[Set exercise]:
Review the listing and copy each line that holds the word "Therapy".
# START OF Data supplied
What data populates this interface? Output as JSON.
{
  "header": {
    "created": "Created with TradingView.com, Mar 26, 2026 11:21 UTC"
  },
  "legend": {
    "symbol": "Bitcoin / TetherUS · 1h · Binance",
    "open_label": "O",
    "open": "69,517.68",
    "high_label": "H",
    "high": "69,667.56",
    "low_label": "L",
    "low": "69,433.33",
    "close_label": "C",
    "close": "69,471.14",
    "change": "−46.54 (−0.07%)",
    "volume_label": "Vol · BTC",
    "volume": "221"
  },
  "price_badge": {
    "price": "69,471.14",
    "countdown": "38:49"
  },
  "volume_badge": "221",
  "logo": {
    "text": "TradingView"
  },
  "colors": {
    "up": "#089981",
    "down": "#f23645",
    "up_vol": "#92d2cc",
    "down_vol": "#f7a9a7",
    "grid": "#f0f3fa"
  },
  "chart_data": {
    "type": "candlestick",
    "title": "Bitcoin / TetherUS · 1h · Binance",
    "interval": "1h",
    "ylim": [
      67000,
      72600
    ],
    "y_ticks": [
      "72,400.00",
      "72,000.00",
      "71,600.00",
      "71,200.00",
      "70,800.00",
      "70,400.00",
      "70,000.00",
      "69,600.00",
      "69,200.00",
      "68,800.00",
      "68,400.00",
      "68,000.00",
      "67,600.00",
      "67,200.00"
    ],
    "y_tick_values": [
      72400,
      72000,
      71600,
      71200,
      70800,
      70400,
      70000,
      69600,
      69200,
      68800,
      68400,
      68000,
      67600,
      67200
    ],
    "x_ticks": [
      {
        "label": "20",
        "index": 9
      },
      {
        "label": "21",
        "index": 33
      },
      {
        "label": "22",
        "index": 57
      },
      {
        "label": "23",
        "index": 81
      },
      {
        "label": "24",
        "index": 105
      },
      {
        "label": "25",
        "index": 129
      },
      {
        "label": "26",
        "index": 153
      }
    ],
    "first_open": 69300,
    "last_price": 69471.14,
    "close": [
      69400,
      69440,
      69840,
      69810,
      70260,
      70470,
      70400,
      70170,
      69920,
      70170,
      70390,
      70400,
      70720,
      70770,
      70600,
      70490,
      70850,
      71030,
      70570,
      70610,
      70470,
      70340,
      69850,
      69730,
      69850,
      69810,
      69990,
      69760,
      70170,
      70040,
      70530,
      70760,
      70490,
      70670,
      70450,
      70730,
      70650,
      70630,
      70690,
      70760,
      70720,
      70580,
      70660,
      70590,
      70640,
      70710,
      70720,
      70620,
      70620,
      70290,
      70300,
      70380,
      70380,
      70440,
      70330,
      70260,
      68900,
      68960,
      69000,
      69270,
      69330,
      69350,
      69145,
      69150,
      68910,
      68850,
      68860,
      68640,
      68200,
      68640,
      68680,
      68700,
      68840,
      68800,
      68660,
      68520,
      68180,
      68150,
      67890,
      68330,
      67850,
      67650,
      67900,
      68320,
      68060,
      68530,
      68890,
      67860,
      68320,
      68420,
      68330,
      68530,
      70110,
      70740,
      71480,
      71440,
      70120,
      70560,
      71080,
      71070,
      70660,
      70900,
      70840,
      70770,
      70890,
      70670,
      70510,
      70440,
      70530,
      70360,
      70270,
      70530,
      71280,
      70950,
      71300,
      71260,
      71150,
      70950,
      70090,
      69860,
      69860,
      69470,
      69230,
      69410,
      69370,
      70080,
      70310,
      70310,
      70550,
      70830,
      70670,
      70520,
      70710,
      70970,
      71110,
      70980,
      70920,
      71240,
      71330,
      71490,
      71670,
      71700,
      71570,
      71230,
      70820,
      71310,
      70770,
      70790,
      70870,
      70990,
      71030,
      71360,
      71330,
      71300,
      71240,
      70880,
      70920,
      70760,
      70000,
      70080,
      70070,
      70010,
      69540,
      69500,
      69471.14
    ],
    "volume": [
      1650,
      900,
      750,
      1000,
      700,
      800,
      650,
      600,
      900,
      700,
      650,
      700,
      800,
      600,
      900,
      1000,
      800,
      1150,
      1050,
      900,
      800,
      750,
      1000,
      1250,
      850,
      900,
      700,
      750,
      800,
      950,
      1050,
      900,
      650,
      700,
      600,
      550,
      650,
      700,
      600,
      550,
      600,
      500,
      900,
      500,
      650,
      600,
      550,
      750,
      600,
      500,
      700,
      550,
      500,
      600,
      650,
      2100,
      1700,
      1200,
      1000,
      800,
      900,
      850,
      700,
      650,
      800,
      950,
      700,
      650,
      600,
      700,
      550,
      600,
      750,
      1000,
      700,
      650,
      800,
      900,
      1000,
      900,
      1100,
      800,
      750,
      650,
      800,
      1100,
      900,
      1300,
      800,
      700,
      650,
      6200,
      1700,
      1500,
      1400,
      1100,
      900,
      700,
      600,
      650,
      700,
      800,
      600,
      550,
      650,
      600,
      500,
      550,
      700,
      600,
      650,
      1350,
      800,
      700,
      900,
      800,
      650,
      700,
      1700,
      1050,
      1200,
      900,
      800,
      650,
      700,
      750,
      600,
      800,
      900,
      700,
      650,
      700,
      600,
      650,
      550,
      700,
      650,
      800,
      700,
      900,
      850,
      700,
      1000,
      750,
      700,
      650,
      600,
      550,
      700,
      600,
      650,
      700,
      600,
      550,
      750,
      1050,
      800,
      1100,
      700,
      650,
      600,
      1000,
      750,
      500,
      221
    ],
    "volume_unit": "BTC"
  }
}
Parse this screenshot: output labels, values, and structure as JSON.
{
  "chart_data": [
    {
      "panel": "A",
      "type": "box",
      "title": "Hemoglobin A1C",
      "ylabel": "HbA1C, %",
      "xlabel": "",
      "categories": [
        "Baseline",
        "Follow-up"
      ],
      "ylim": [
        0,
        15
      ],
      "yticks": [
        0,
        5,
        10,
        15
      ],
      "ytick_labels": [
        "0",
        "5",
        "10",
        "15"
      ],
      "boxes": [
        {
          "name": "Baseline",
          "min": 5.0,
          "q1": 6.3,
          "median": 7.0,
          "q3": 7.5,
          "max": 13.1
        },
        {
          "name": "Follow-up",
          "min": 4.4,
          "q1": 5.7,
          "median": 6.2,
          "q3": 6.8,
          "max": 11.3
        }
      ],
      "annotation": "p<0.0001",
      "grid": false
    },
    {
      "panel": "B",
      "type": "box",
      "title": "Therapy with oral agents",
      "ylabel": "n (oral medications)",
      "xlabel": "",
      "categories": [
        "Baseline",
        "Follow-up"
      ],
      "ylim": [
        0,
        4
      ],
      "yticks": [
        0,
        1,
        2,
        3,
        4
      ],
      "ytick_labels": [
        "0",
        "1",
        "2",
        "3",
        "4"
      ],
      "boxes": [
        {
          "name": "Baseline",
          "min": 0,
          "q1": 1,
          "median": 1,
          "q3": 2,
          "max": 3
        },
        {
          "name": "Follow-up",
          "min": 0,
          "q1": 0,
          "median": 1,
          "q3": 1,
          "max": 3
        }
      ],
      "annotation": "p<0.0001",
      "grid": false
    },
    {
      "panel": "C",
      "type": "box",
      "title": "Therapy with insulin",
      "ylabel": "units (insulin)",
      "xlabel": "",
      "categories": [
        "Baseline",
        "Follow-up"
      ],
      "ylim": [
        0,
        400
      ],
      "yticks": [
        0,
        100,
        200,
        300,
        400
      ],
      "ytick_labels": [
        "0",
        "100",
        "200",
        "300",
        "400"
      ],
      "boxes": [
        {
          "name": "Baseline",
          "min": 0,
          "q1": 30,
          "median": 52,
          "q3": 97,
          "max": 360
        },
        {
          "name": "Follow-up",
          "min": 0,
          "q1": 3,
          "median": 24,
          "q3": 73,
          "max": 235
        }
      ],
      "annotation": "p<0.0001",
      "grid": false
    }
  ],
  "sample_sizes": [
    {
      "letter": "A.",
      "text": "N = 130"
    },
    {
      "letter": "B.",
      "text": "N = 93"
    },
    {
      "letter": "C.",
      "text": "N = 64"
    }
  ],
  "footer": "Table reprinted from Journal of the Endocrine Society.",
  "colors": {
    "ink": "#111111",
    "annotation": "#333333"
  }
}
# END OF Data supplied
[Answer for this exercise]:
      "title": "Therapy with oral agents",
      "title": "Therapy with insulin",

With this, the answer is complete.